>> Begin SUPPLIED MATERIAL

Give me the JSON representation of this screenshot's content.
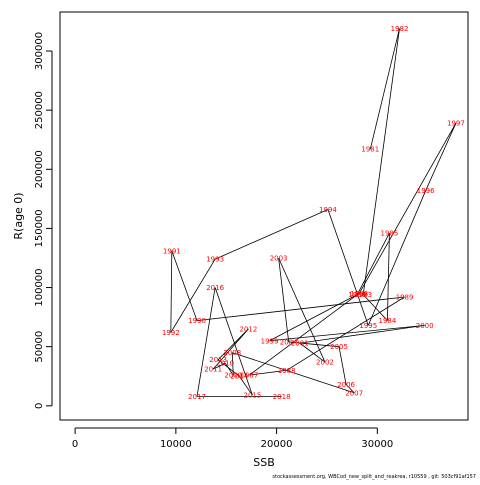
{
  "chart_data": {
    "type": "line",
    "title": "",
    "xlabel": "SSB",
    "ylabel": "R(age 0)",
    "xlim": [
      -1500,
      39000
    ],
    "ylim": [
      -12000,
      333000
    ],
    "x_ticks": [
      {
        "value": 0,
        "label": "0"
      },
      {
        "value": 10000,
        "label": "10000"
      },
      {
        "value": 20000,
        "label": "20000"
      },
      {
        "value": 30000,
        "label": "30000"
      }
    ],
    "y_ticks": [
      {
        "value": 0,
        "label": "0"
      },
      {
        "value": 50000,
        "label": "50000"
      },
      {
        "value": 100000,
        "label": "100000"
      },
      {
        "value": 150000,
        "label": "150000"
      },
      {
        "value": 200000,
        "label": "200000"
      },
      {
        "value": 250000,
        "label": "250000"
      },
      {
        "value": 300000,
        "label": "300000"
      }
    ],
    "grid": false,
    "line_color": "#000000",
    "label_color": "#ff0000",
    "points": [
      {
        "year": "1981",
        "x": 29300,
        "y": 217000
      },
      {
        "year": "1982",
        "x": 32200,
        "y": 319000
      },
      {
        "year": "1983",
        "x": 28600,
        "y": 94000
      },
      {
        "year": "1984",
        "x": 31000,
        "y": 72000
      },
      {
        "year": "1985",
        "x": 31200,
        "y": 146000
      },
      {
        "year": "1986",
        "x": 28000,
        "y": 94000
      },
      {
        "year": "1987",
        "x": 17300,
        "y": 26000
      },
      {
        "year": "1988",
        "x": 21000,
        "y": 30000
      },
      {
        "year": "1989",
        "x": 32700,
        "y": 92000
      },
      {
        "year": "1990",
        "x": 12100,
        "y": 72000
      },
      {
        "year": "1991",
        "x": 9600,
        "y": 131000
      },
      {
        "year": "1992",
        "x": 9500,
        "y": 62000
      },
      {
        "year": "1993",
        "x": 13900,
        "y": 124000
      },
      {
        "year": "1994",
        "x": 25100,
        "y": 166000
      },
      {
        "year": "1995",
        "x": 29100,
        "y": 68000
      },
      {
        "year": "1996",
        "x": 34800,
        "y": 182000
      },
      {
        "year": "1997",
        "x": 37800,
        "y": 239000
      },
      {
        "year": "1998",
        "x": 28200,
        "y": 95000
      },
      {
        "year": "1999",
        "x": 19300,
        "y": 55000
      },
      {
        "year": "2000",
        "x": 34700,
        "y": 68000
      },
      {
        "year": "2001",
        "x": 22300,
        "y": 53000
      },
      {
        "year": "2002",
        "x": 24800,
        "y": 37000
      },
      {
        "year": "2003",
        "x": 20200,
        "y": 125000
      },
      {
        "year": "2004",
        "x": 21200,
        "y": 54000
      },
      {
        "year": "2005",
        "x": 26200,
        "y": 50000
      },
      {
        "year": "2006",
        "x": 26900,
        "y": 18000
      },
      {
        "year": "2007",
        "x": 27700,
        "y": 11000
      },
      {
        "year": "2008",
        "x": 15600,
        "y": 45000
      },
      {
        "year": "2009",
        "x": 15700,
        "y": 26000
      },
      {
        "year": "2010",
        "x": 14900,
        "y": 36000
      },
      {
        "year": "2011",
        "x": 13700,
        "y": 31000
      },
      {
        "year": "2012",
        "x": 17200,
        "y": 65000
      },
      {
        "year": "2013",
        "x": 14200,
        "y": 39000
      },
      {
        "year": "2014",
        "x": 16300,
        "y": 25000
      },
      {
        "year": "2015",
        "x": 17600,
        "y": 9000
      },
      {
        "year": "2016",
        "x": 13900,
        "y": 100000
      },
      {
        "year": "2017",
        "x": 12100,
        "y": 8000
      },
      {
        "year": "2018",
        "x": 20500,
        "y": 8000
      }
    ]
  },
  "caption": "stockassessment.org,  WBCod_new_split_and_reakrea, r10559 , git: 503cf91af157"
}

>> End SUPPLIED MATERIAL
>> Begin SUPPLIED MATERIAL

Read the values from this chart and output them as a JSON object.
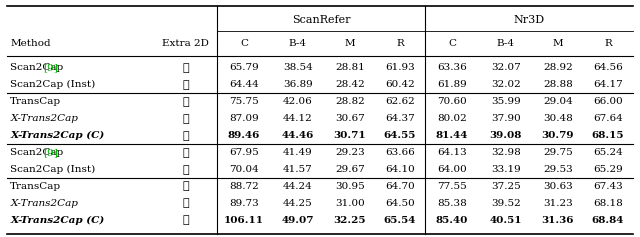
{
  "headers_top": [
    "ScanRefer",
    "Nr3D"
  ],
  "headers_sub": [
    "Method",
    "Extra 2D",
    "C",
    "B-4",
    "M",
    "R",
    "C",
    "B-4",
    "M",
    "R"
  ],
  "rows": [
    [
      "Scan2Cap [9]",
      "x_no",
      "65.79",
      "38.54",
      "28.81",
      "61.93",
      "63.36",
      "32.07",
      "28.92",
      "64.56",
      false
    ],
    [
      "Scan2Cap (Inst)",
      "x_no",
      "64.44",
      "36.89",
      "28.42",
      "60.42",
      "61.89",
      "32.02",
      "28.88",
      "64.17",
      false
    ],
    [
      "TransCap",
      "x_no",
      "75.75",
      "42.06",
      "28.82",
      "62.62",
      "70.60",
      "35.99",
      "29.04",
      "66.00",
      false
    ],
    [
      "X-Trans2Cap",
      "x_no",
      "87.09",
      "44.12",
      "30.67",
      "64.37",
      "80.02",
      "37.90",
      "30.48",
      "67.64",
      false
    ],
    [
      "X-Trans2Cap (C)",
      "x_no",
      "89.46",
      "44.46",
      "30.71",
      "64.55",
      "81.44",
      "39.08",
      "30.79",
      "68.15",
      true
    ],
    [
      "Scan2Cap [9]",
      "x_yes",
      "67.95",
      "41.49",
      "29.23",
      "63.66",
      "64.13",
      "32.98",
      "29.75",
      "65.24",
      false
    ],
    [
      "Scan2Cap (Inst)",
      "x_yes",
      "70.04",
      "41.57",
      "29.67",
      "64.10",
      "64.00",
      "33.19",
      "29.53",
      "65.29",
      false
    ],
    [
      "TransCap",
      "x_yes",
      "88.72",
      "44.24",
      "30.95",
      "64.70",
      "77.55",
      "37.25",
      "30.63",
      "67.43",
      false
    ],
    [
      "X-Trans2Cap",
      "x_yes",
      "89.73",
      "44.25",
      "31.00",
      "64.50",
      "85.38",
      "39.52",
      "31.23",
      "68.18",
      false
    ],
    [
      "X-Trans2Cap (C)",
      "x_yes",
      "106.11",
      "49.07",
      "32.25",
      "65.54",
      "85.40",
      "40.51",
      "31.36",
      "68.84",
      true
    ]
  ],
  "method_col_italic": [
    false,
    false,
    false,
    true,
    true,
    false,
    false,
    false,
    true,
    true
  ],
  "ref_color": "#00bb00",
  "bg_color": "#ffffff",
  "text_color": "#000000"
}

>> End SUPPLIED MATERIAL

§ WHAT IS ASKED: Looking at the entries above, say how many lines contain the word "this". Only the number is wanted.

§ COMPLETE RESPONSE: 2